— BEGIN STORED ROWS —
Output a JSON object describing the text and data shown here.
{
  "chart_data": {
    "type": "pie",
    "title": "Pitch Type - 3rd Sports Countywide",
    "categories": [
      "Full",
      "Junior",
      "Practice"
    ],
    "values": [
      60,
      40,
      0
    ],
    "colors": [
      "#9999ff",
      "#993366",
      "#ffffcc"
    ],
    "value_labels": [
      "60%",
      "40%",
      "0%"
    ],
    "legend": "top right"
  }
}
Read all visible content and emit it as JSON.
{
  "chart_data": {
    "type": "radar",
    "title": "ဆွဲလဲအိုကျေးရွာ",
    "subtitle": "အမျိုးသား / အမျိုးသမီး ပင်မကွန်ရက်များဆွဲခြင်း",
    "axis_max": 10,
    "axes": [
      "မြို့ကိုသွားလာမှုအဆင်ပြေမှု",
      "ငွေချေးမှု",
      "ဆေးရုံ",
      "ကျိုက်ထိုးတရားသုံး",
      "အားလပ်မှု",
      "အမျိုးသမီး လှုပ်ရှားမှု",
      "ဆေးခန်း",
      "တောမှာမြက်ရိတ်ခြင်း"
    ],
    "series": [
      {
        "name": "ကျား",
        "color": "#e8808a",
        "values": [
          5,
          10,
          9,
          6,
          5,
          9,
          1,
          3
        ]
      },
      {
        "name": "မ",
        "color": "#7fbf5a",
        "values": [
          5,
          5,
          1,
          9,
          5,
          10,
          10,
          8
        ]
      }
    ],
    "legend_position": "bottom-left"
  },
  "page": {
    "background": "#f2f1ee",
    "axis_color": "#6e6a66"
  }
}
— END STORED ROWS —
__YOUR OBJECTIVE__:
Take the data above and return it exactly.

__ANSWER BELOW__:
Output a JSON object describing the text and data shown here.
{
  "chart_data": {
    "type": "pie",
    "title": "Pitch Type - 3rd Sports Countywide",
    "categories": [
      "Full",
      "Junior",
      "Practice"
    ],
    "values": [
      60,
      40,
      0
    ],
    "colors": [
      "#9999ff",
      "#993366",
      "#ffffcc"
    ],
    "value_labels": [
      "60%",
      "40%",
      "0%"
    ],
    "legend": "top right"
  }
}
Read all visible content and emit it as JSON.
{
  "chart_data": {
    "type": "radar",
    "title": "ဆွဲလဲအိုကျေးရွာ",
    "subtitle": "အမျိုးသား / အမျိုးသမီး ပင်မကွန်ရက်များဆွဲခြင်း",
    "axis_max": 10,
    "axes": [
      "မြို့ကိုသွားလာမှုအဆင်ပြေမှု",
      "ငွေချေးမှု",
      "ဆေးရုံ",
      "ကျိုက်ထိုးတရားသုံး",
      "အားလပ်မှု",
      "အမျိုးသမီး လှုပ်ရှားမှု",
      "ဆေးခန်း",
      "တောမှာမြက်ရိတ်ခြင်း"
    ],
    "series": [
      {
        "name": "ကျား",
        "color": "#e8808a",
        "values": [
          5,
          10,
          9,
          6,
          5,
          9,
          1,
          3
        ]
      },
      {
        "name": "မ",
        "color": "#7fbf5a",
        "values": [
          5,
          5,
          1,
          9,
          5,
          10,
          10,
          8
        ]
      }
    ],
    "legend_position": "bottom-left"
  },
  "page": {
    "background": "#f2f1ee",
    "axis_color": "#6e6a66"
  }
}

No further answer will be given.